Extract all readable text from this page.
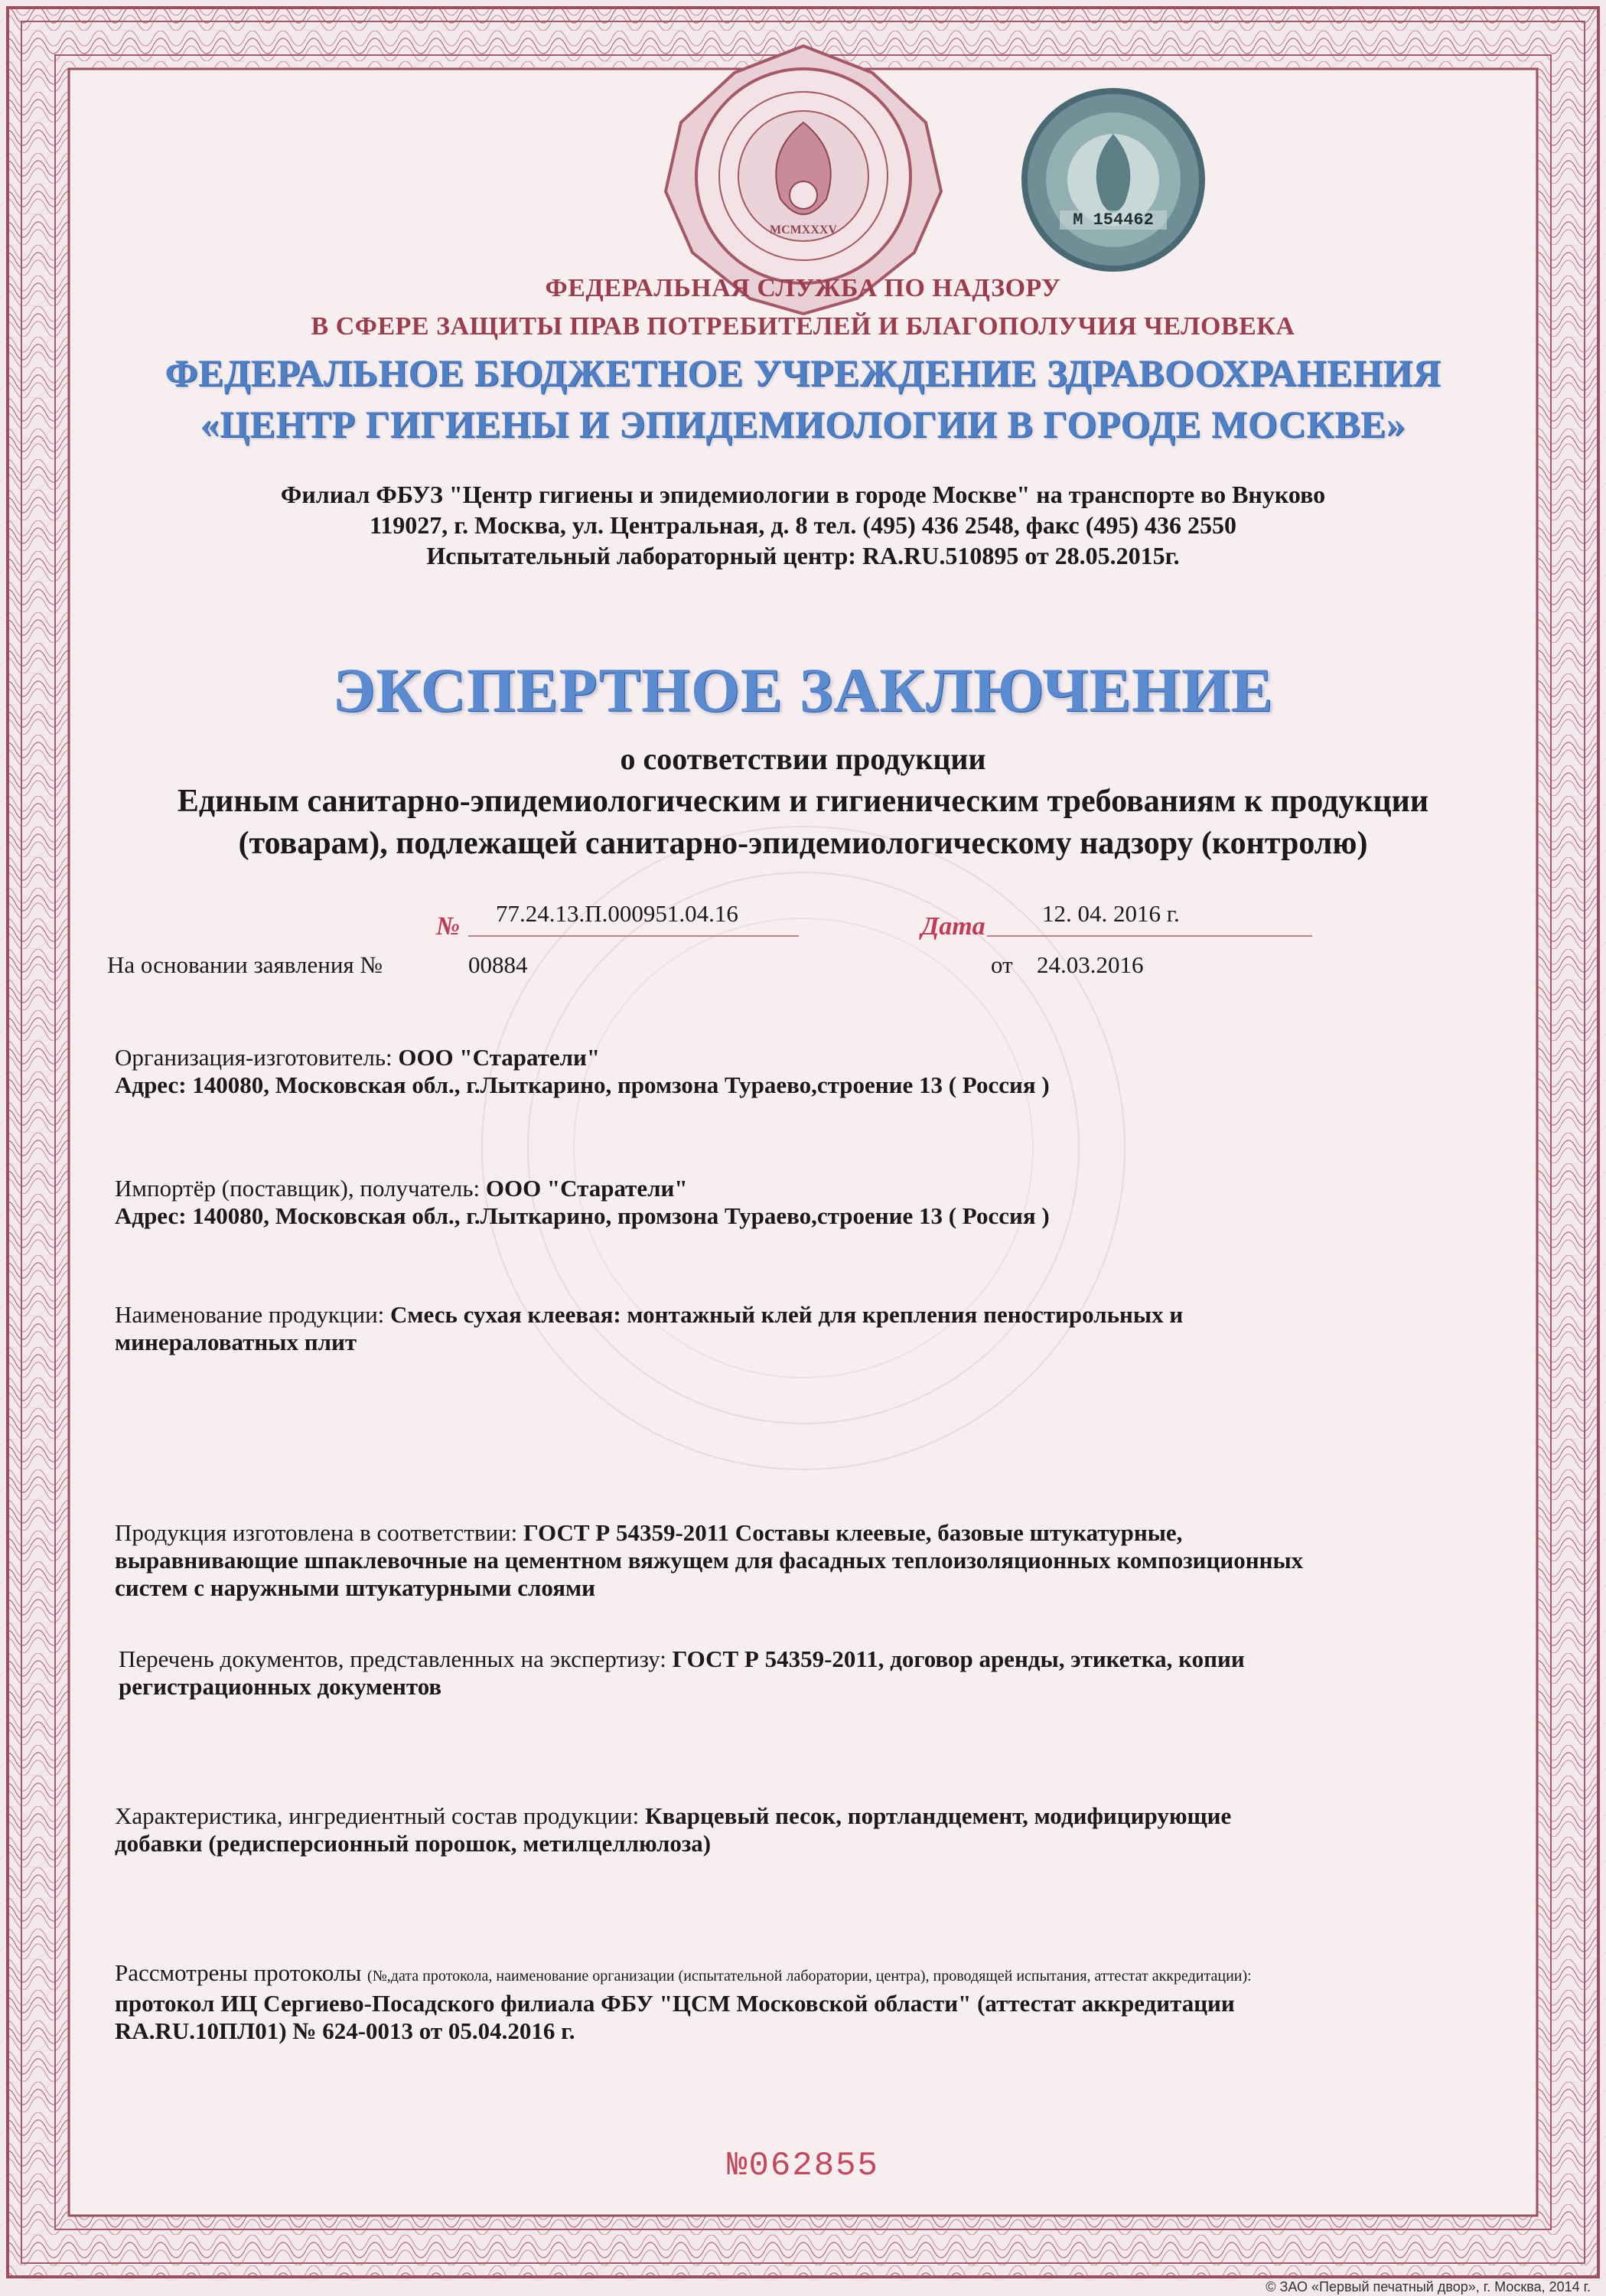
MCMXXXV
M 154462
ФЕДЕРАЛЬНАЯ СЛУЖБА ПО НАДЗОРУ
В СФЕРЕ ЗАЩИТЫ ПРАВ ПОТРЕБИТЕЛЕЙ И БЛАГОПОЛУЧИЯ ЧЕЛОВЕКА
ФЕДЕРАЛЬНОЕ БЮДЖЕТНОЕ УЧРЕЖДЕНИЕ ЗДРАВООХРАНЕНИЯ
«ЦЕНТР ГИГИЕНЫ И ЭПИДЕМИОЛОГИИ В ГОРОДЕ МОСКВЕ»
Филиал ФБУЗ "Центр гигиены и эпидемиологии в городе Москве" на транспорте во Внуково
119027, г. Москва, ул. Центральная, д. 8 тел. (495) 436 2548, факс (495) 436 2550
Испытательный лабораторный центр: RA.RU.510895 от 28.05.2015г.
ЭКСПЕРТНОЕ ЗАКЛЮЧЕНИЕ
о соответствии продукции
Единым санитарно-эпидемиологическим и гигиеническим требованиям к продукции
(товарам), подлежащей санитарно-эпидемиологическому надзору (контролю)
№ 77.24.13.П.000951.04.16	Дата 12. 04. 2016 г.
На основании заявления №	00884	от 24.03.2016
Организация-изготовитель: ООО "Старатели"
Адрес: 140080, Московская обл., г.Лыткарино, промзона Тураево,строение 13 ( Россия )
Импортёр (поставщик), получатель: ООО "Старатели"
Адрес: 140080, Московская обл., г.Лыткарино, промзона Тураево,строение 13 ( Россия )
Наименование продукции: Смесь сухая клеевая: монтажный клей для крепления пеностирольных и
минераловатных плит
Продукция изготовлена в соответствии: ГОСТ Р 54359-2011 Составы клеевые, базовые штукатурные,
выравнивающие шпаклевочные на цементном вяжущем для фасадных теплоизоляционных композиционных
систем с наружными штукатурными слоями
Перечень документов, представленных на экспертизу: ГОСТ Р 54359-2011, договор аренды, этикетка, копии
регистрационных документов
Характеристика, ингредиентный состав продукции: Кварцевый песок, портландцемент, модифицирующие
добавки (редисперсионный порошок, метилцеллюлоза)
Рассмотрены протоколы (№,дата протокола, наименование организации (испытательной лаборатории, центра), проводящей испытания, аттестат аккредитации):
протокол ИЦ Сергиево-Посадского филиала ФБУ "ЦСМ Московской области" (аттестат аккредитации
RA.RU.10ПЛ01) № 624-0013 от 05.04.2016 г.
№062855
© ЗАО «Первый печатный двор», г. Москва, 2014 г.
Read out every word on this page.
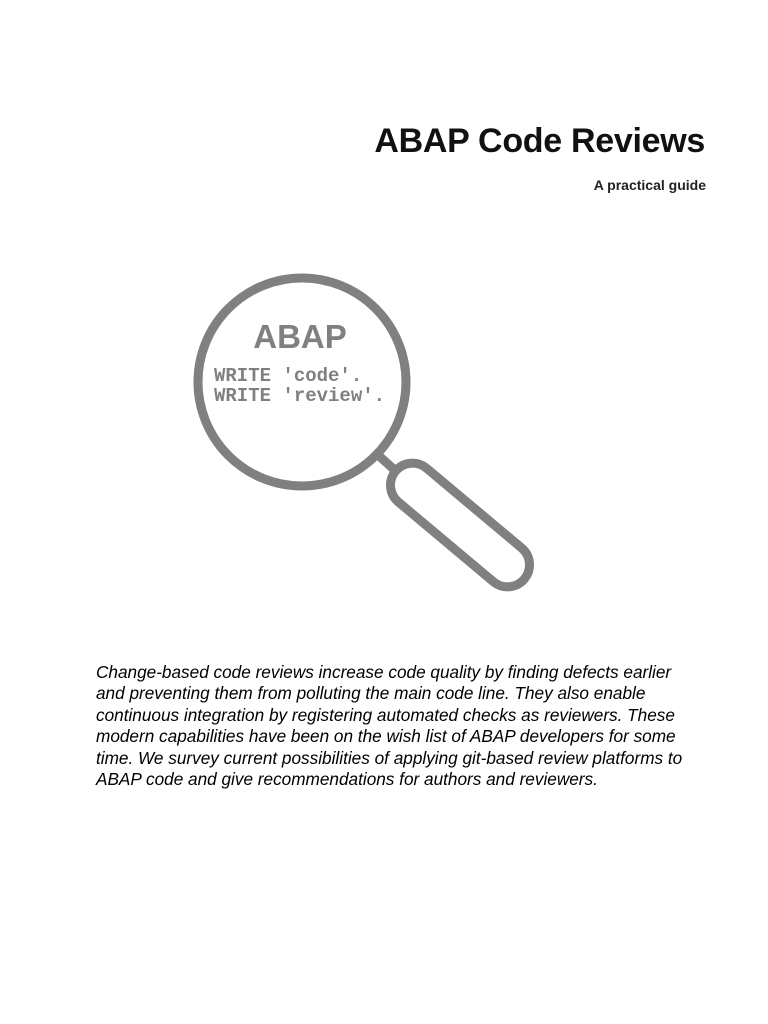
ABAP Code Reviews
A practical guide
ABAP
WRITE 'code'.
WRITE 'review'.

Change-based code reviews increase code quality by finding defects earlier and preventing them from polluting the main code line. They also enable continuous integration by registering automated checks as reviewers. These modern capabilities have been on the wish list of ABAP developers for some time. We survey current possibilities of applying git-based review platforms to ABAP code and give recommendations for authors and reviewers.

**WORK TO COMPLETE:** From the entries above, extract every line where the word "документов" appears.

**EXERCISE RESULT:**
Перечень документов, представленных на экспертизу: ГОСТ Р 54359-2011, договор аренды, этикетка, копии
регистрационных документов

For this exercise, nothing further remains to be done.